▶ **WORK TO DO**
Reproduce, without any change, the items from the line containing "171, 400, 195]" up to and including the line containing "523, 473, 547]".

▶ **Layout region records**
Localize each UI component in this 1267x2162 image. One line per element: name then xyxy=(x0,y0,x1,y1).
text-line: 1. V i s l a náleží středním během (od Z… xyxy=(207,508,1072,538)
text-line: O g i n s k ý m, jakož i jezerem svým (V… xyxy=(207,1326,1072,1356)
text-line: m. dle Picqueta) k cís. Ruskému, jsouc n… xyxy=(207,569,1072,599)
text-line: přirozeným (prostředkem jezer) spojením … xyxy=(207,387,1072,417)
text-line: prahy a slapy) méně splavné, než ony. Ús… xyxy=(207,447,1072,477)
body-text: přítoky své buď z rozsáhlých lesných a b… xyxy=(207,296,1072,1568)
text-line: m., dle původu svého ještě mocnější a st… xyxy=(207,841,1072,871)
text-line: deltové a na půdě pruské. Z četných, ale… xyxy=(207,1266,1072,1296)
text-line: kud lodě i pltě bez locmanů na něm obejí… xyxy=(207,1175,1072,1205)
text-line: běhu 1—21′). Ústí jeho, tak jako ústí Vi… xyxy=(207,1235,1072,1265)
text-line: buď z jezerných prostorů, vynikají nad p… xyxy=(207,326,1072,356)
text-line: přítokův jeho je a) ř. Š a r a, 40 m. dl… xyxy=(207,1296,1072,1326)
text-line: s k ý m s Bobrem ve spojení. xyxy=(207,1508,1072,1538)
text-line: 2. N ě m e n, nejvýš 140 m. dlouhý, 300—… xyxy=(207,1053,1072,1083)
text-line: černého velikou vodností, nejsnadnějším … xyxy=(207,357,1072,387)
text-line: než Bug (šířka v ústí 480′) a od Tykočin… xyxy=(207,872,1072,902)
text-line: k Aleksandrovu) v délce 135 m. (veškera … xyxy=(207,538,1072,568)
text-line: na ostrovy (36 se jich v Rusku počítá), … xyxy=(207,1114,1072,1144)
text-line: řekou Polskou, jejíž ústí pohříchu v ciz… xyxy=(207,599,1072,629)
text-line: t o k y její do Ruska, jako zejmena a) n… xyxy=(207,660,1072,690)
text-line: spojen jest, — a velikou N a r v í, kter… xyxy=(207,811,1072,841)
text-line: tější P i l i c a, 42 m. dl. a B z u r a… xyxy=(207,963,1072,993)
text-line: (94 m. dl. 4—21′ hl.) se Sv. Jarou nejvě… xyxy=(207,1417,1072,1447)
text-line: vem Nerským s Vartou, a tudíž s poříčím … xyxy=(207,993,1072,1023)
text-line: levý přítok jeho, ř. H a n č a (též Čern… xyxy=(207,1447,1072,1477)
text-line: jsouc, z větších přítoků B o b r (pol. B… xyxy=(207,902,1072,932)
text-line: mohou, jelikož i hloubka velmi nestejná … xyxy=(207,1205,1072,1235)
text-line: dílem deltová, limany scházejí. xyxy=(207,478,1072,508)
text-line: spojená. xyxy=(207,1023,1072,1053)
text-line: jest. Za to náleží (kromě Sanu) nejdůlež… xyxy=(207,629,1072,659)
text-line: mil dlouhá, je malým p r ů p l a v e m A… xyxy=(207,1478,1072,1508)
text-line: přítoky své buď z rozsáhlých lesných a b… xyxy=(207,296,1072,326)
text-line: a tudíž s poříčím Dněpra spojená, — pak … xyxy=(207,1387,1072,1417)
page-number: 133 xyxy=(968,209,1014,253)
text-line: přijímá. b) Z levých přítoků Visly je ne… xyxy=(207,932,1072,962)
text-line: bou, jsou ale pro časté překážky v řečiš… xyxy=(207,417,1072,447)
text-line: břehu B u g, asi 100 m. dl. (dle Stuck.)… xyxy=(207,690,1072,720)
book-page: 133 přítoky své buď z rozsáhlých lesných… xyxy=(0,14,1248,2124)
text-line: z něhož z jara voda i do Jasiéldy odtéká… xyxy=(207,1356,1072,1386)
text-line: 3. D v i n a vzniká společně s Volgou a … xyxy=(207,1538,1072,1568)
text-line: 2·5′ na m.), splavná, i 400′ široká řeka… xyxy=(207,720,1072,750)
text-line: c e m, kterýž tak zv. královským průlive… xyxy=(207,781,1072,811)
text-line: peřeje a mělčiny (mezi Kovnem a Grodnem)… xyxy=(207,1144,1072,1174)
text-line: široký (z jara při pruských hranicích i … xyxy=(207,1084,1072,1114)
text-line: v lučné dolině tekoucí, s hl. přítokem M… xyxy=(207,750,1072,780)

---

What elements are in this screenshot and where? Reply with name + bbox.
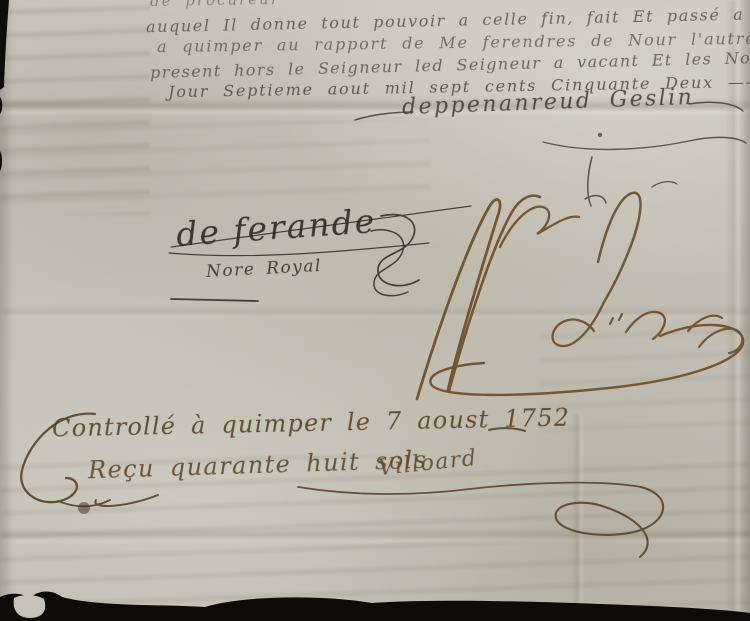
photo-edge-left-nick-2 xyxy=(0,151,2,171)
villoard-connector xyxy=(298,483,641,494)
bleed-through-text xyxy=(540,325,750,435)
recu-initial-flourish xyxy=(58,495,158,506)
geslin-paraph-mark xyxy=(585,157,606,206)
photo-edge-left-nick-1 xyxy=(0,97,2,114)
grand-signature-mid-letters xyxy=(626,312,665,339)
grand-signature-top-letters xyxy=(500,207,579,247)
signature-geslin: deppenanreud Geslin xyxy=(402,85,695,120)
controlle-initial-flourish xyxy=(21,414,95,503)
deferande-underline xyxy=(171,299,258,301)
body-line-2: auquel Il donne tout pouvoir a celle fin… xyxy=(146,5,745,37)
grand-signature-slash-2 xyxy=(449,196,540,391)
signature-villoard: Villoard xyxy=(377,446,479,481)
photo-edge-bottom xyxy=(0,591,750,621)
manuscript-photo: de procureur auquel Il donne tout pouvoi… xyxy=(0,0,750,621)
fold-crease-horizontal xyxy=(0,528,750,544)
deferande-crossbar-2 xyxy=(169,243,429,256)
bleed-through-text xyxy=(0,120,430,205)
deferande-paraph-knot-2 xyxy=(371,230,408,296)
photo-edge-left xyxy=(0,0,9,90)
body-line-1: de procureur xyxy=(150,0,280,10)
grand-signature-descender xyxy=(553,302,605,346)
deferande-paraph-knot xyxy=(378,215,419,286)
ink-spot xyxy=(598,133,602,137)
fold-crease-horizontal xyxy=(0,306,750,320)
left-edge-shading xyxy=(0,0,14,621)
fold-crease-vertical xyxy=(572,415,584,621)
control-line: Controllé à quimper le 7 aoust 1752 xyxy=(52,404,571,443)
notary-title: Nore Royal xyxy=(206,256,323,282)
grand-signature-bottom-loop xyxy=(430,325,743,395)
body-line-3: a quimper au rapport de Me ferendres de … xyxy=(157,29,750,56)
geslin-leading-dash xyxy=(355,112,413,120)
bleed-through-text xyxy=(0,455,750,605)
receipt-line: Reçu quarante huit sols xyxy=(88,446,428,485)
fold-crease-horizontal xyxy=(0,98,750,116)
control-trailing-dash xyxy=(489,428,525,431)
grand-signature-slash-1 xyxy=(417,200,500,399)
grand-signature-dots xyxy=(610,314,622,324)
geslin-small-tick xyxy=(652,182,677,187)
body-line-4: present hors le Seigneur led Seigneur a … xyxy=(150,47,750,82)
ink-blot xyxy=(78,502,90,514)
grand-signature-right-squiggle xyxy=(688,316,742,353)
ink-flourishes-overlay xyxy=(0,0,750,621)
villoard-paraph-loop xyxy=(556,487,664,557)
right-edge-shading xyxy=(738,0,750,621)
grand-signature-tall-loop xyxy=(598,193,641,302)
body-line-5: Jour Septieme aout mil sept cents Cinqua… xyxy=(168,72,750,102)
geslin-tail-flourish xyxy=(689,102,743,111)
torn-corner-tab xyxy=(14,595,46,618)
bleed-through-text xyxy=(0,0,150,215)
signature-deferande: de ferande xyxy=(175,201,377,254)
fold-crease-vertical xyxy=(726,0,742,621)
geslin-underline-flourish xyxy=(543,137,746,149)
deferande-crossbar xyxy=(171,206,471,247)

...

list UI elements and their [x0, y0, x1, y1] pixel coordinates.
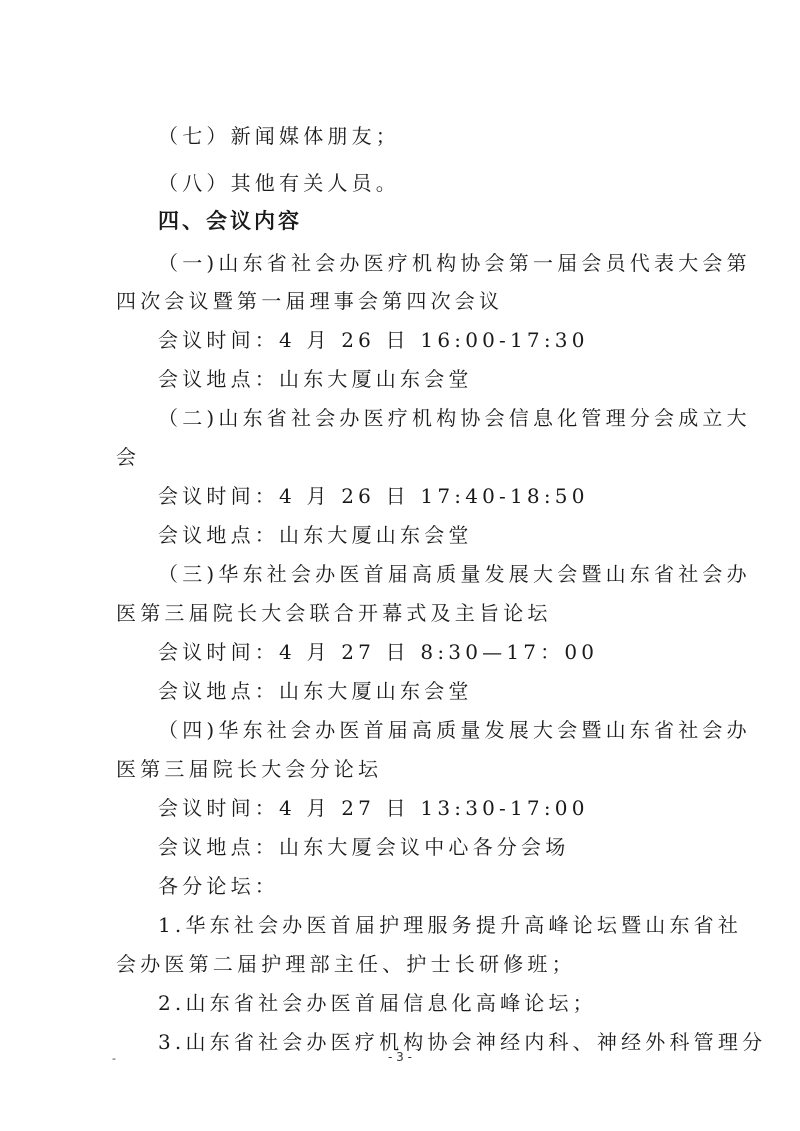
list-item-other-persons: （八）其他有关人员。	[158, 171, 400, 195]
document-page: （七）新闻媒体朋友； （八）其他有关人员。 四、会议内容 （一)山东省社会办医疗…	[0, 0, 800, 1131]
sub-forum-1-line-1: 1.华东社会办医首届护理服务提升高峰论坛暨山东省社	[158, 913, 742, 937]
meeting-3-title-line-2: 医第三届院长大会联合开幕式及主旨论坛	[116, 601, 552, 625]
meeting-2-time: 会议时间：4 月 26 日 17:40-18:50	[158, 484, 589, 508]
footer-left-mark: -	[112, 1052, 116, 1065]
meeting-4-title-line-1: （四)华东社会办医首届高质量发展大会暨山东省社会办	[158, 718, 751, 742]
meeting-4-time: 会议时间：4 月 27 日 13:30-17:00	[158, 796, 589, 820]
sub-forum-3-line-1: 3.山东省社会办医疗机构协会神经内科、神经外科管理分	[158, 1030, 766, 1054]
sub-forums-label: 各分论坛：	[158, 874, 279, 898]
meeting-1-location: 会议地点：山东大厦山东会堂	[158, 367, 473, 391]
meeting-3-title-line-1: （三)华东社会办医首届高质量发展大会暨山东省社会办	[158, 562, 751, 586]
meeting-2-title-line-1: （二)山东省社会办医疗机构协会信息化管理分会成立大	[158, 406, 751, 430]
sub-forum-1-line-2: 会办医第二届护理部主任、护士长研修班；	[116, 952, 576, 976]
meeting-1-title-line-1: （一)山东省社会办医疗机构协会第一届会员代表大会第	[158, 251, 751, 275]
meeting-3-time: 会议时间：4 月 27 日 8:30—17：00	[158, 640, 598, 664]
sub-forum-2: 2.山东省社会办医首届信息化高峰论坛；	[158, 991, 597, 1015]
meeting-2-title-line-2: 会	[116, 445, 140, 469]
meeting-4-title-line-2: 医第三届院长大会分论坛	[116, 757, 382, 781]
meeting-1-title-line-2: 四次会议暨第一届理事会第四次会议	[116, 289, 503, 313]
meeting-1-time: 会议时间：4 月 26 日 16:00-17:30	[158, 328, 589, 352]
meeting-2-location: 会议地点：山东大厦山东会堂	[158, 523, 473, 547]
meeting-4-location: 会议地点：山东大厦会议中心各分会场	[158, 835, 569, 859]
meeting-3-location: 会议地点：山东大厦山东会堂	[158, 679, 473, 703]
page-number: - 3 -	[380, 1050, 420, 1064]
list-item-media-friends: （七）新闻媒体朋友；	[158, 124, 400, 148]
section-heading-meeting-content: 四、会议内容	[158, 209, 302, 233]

▶ **OUTPUT FOR THIS EXERCISE**
list-item-other-persons: （八）其他有关人员。	[158, 171, 400, 195]
document-page: （七）新闻媒体朋友； （八）其他有关人员。 四、会议内容 （一)山东省社会办医疗…	[0, 0, 800, 1131]
sub-forum-1-line-1: 1.华东社会办医首届护理服务提升高峰论坛暨山东省社	[158, 913, 742, 937]
meeting-3-title-line-2: 医第三届院长大会联合开幕式及主旨论坛	[116, 601, 552, 625]
meeting-2-time: 会议时间：4 月 26 日 17:40-18:50	[158, 484, 589, 508]
footer-left-mark: -	[112, 1052, 116, 1065]
meeting-4-title-line-1: （四)华东社会办医首届高质量发展大会暨山东省社会办	[158, 718, 751, 742]
meeting-4-time: 会议时间：4 月 27 日 13:30-17:00	[158, 796, 589, 820]
sub-forum-3-line-1: 3.山东省社会办医疗机构协会神经内科、神经外科管理分	[158, 1030, 766, 1054]
sub-forums-label: 各分论坛：	[158, 874, 279, 898]
meeting-1-location: 会议地点：山东大厦山东会堂	[158, 367, 473, 391]
meeting-3-title-line-1: （三)华东社会办医首届高质量发展大会暨山东省社会办	[158, 562, 751, 586]
meeting-2-title-line-1: （二)山东省社会办医疗机构协会信息化管理分会成立大	[158, 406, 751, 430]
sub-forum-1-line-2: 会办医第二届护理部主任、护士长研修班；	[116, 952, 576, 976]
meeting-1-title-line-1: （一)山东省社会办医疗机构协会第一届会员代表大会第	[158, 251, 751, 275]
meeting-3-time: 会议时间：4 月 27 日 8:30—17：00	[158, 640, 598, 664]
sub-forum-2: 2.山东省社会办医首届信息化高峰论坛；	[158, 991, 597, 1015]
meeting-2-title-line-2: 会	[116, 445, 140, 469]
meeting-4-title-line-2: 医第三届院长大会分论坛	[116, 757, 382, 781]
meeting-1-title-line-2: 四次会议暨第一届理事会第四次会议	[116, 289, 503, 313]
meeting-1-time: 会议时间：4 月 26 日 16:00-17:30	[158, 328, 589, 352]
meeting-2-location: 会议地点：山东大厦山东会堂	[158, 523, 473, 547]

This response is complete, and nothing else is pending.